*Task details*
Give again, word for word, only the lines from the one containing "Output a JSON" through the final line.

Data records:
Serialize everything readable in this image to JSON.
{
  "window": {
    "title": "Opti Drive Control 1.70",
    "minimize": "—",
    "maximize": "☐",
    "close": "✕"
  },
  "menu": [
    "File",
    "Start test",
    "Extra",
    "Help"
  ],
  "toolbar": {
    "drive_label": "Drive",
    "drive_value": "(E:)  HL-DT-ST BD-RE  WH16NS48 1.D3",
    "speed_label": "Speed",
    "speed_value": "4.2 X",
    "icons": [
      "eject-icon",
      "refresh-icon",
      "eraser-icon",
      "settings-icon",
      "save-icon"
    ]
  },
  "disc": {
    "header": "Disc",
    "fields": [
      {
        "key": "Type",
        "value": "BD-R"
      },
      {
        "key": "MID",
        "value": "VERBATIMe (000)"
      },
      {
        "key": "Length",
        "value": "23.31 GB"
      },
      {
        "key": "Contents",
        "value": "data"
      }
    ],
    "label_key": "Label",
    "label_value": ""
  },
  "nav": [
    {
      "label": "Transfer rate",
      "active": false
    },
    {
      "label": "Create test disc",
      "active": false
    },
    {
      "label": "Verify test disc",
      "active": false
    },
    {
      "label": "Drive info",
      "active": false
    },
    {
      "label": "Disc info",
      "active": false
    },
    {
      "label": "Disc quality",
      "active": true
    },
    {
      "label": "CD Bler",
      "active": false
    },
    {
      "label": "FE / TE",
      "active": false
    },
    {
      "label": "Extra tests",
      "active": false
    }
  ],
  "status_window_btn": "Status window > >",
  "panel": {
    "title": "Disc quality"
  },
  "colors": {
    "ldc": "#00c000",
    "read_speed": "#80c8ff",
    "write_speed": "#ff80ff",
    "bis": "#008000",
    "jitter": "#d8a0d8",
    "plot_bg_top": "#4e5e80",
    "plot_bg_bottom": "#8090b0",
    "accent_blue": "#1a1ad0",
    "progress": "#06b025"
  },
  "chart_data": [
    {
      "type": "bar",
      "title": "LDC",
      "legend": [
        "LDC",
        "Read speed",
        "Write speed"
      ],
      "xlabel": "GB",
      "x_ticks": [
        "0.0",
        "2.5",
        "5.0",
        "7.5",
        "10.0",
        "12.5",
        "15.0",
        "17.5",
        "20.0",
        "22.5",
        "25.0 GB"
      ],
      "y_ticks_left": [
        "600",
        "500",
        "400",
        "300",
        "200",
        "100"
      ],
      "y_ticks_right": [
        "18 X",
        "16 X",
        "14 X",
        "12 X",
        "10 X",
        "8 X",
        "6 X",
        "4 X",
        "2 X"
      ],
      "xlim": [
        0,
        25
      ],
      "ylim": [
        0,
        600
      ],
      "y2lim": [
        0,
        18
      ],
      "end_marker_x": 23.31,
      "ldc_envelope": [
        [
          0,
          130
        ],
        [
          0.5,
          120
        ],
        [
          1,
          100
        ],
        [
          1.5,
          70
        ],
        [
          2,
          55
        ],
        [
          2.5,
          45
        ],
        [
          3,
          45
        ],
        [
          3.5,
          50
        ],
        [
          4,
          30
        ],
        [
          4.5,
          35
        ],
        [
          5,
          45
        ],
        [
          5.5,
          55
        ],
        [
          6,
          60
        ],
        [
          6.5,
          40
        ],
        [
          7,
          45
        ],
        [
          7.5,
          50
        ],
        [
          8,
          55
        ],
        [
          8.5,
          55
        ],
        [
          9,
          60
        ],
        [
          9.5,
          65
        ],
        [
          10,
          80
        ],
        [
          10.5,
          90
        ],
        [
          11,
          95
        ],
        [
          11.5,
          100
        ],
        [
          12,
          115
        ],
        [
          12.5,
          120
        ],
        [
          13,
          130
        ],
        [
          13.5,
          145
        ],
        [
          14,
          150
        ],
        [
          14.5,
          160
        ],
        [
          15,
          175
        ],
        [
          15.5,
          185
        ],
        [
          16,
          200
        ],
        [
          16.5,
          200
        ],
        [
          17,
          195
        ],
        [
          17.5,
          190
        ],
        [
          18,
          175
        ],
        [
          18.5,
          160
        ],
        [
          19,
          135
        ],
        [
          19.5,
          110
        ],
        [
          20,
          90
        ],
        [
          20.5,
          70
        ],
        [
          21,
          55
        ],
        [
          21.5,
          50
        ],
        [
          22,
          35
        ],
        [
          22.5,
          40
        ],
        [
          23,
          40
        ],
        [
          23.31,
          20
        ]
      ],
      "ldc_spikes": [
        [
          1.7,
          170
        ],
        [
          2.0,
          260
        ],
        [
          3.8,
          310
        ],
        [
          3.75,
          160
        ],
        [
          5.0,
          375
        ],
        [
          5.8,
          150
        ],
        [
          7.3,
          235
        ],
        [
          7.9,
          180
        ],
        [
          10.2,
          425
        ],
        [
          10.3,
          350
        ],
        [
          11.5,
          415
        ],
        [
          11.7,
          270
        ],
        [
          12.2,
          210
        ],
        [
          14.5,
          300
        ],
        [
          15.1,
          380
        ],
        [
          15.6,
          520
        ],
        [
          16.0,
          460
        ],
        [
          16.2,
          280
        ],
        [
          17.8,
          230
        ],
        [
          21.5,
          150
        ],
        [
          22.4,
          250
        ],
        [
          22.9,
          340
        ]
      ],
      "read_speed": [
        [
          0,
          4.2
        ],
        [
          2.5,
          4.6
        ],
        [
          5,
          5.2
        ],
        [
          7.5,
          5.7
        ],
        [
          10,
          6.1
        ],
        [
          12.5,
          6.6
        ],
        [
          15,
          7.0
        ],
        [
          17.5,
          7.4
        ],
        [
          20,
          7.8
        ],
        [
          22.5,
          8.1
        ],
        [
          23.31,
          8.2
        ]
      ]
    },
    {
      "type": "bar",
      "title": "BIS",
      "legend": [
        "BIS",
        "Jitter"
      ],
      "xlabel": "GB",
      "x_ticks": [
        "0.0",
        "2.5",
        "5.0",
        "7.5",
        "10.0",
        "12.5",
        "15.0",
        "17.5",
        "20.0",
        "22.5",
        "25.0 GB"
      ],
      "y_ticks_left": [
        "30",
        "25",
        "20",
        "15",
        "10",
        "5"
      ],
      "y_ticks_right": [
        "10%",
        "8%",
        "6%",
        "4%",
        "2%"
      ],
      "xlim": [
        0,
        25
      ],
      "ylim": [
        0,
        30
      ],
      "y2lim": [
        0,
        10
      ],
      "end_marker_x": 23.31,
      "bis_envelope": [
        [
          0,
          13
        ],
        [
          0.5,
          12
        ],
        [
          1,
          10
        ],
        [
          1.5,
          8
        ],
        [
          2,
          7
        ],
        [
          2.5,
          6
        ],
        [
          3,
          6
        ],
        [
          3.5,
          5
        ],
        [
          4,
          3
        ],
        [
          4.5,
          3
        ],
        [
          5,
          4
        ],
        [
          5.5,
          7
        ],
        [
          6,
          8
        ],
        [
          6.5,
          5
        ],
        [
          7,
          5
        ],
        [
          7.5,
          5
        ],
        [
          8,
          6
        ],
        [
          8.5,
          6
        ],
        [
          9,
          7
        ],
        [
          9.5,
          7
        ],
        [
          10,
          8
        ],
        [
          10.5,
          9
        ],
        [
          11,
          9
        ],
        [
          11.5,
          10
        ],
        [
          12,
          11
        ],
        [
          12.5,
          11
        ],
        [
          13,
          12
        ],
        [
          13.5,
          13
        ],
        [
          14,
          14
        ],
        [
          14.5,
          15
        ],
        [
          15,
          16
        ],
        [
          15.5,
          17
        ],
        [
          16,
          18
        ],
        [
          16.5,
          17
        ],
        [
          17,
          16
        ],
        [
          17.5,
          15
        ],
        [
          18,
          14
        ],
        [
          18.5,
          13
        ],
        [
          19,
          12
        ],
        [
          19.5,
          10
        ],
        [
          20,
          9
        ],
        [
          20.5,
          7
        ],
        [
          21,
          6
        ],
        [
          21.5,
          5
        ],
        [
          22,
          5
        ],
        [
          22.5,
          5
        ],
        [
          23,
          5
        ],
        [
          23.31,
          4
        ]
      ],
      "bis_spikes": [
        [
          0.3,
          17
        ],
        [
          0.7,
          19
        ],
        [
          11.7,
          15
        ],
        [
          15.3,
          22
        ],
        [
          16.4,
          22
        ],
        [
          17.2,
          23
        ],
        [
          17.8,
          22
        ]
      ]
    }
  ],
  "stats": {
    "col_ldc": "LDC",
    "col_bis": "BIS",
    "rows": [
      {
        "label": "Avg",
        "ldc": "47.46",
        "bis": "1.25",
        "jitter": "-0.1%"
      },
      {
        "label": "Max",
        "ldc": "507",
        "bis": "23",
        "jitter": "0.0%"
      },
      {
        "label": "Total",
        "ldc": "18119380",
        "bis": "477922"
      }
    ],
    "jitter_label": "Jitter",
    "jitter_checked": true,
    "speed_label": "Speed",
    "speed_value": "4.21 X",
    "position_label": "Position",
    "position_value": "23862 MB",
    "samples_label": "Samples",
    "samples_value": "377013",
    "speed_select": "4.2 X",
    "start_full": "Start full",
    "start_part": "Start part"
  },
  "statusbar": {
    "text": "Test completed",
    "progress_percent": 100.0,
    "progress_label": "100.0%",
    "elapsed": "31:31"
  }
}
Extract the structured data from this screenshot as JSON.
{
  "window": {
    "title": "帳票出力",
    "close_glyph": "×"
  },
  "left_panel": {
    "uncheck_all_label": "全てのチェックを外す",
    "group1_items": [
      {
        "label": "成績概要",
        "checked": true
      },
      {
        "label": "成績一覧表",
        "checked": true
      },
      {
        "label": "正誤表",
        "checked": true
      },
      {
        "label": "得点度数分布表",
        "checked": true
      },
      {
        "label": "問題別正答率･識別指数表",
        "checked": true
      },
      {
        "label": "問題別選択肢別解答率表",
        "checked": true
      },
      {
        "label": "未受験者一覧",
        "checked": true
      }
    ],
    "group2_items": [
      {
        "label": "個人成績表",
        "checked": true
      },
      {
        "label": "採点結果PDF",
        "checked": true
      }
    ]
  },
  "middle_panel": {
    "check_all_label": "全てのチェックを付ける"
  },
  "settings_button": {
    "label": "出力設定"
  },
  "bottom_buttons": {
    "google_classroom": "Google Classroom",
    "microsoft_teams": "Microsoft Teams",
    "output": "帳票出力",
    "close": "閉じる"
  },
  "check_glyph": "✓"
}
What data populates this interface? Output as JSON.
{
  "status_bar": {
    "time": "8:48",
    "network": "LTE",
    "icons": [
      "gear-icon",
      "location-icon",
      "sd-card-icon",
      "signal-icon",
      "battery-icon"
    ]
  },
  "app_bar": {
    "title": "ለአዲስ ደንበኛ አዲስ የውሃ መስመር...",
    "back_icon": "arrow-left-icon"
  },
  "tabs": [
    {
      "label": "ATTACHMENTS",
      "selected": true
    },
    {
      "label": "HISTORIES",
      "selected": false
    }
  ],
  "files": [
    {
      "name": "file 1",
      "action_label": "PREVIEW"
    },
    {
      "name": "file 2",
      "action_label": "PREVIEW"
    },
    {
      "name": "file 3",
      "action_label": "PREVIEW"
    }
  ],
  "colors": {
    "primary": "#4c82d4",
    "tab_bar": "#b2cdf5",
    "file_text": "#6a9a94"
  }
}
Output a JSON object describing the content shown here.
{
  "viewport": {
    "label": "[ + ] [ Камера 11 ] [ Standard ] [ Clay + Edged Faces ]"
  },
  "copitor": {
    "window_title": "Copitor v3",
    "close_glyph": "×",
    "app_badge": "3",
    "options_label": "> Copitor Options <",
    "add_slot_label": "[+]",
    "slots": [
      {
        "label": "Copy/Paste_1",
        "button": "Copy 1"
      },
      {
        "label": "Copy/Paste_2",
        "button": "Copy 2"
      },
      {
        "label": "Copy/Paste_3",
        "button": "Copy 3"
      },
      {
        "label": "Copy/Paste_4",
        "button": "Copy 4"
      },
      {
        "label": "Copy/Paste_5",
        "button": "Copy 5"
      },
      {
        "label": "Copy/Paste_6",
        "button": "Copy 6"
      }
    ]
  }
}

*Answer for this exercise*
Output a JSON object describing the content shown here.
{
  "viewport": {
    "label": "[ + ] [ Камера 11 ] [ Standard ] [ Clay + Edged Faces ]"
  },
  "copitor": {
    "window_title": "Copitor v3",
    "close_glyph": "×",
    "app_badge": "3",
    "options_label": "> Copitor Options <",
    "add_slot_label": "[+]",
    "slots": [
      {
        "label": "Copy/Paste_1",
        "button": "Copy 1"
      },
      {
        "label": "Copy/Paste_2",
        "button": "Copy 2"
      },
      {
        "label": "Copy/Paste_3",
        "button": "Copy 3"
      },
      {
        "label": "Copy/Paste_4",
        "button": "Copy 4"
      },
      {
        "label": "Copy/Paste_5",
        "button": "Copy 5"
      },
      {
        "label": "Copy/Paste_6",
        "button": "Copy 6"
      }
    ]
  }
}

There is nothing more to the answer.